▶ **SET PROBLEM**
In full and without alteration, give the listing again.

▶ **INFORMATION SHOWN**
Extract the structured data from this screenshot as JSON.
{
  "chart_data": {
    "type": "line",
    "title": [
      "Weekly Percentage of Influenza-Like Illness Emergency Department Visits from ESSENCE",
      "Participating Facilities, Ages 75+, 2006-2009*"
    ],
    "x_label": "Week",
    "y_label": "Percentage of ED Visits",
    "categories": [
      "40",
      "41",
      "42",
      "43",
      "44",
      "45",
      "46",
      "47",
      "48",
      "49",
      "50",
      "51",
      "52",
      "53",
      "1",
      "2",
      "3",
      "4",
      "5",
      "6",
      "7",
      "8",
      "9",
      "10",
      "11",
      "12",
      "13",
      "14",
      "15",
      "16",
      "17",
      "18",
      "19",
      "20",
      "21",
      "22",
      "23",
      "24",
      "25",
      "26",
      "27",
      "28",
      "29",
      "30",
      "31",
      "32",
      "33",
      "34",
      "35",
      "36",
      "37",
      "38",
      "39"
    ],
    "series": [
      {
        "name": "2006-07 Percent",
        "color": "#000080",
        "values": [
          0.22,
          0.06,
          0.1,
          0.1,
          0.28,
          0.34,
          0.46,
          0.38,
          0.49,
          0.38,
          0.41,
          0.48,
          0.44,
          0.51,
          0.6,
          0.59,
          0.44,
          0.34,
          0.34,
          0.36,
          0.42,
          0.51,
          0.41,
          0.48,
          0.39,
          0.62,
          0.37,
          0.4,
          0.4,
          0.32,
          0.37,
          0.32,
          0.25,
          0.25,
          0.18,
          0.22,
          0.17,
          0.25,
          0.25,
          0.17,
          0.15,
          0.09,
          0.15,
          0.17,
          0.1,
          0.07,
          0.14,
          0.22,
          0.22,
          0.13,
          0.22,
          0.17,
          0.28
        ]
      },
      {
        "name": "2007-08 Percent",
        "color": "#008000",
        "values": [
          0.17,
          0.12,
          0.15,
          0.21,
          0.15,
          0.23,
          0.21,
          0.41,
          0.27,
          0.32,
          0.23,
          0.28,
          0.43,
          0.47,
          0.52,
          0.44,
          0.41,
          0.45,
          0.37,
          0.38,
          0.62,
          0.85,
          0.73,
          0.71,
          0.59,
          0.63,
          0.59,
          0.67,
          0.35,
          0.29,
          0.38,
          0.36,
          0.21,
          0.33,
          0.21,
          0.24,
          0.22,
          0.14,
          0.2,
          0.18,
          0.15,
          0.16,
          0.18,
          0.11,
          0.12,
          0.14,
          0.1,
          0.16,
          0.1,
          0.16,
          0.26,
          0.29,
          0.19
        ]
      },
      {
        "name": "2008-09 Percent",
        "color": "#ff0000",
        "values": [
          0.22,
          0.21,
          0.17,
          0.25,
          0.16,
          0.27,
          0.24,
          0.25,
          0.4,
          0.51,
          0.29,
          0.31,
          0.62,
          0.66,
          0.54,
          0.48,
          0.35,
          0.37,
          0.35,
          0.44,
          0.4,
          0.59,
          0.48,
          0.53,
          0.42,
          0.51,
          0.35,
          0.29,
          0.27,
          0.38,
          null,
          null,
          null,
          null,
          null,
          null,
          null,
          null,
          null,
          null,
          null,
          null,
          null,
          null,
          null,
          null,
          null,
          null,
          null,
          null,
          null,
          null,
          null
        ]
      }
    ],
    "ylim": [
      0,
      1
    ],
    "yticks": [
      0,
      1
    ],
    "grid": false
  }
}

▶ **SOLUTION FOR THIS PROBLEM**
Extract the structured data from this screenshot as JSON.
{
  "chart_data": {
    "type": "line",
    "title": [
      "Weekly Percentage of Influenza-Like Illness Emergency Department Visits from ESSENCE",
      "Participating Facilities, Ages 75+, 2006-2009*"
    ],
    "x_label": "Week",
    "y_label": "Percentage of ED Visits",
    "categories": [
      "40",
      "41",
      "42",
      "43",
      "44",
      "45",
      "46",
      "47",
      "48",
      "49",
      "50",
      "51",
      "52",
      "53",
      "1",
      "2",
      "3",
      "4",
      "5",
      "6",
      "7",
      "8",
      "9",
      "10",
      "11",
      "12",
      "13",
      "14",
      "15",
      "16",
      "17",
      "18",
      "19",
      "20",
      "21",
      "22",
      "23",
      "24",
      "25",
      "26",
      "27",
      "28",
      "29",
      "30",
      "31",
      "32",
      "33",
      "34",
      "35",
      "36",
      "37",
      "38",
      "39"
    ],
    "series": [
      {
        "name": "2006-07 Percent",
        "color": "#000080",
        "values": [
          0.22,
          0.06,
          0.1,
          0.1,
          0.28,
          0.34,
          0.46,
          0.38,
          0.49,
          0.38,
          0.41,
          0.48,
          0.44,
          0.51,
          0.6,
          0.59,
          0.44,
          0.34,
          0.34,
          0.36,
          0.42,
          0.51,
          0.41,
          0.48,
          0.39,
          0.62,
          0.37,
          0.4,
          0.4,
          0.32,
          0.37,
          0.32,
          0.25,
          0.25,
          0.18,
          0.22,
          0.17,
          0.25,
          0.25,
          0.17,
          0.15,
          0.09,
          0.15,
          0.17,
          0.1,
          0.07,
          0.14,
          0.22,
          0.22,
          0.13,
          0.22,
          0.17,
          0.28
        ]
      },
      {
        "name": "2007-08 Percent",
        "color": "#008000",
        "values": [
          0.17,
          0.12,
          0.15,
          0.21,
          0.15,
          0.23,
          0.21,
          0.41,
          0.27,
          0.32,
          0.23,
          0.28,
          0.43,
          0.47,
          0.52,
          0.44,
          0.41,
          0.45,
          0.37,
          0.38,
          0.62,
          0.85,
          0.73,
          0.71,
          0.59,
          0.63,
          0.59,
          0.67,
          0.35,
          0.29,
          0.38,
          0.36,
          0.21,
          0.33,
          0.21,
          0.24,
          0.22,
          0.14,
          0.2,
          0.18,
          0.15,
          0.16,
          0.18,
          0.11,
          0.12,
          0.14,
          0.1,
          0.16,
          0.1,
          0.16,
          0.26,
          0.29,
          0.19
        ]
      },
      {
        "name": "2008-09 Percent",
        "color": "#ff0000",
        "values": [
          0.22,
          0.21,
          0.17,
          0.25,
          0.16,
          0.27,
          0.24,
          0.25,
          0.4,
          0.51,
          0.29,
          0.31,
          0.62,
          0.66,
          0.54,
          0.48,
          0.35,
          0.37,
          0.35,
          0.44,
          0.4,
          0.59,
          0.48,
          0.53,
          0.42,
          0.51,
          0.35,
          0.29,
          0.27,
          0.38,
          null,
          null,
          null,
          null,
          null,
          null,
          null,
          null,
          null,
          null,
          null,
          null,
          null,
          null,
          null,
          null,
          null,
          null,
          null,
          null,
          null,
          null,
          null
        ]
      }
    ],
    "ylim": [
      0,
      1
    ],
    "yticks": [
      0,
      1
    ],
    "grid": false
  }
}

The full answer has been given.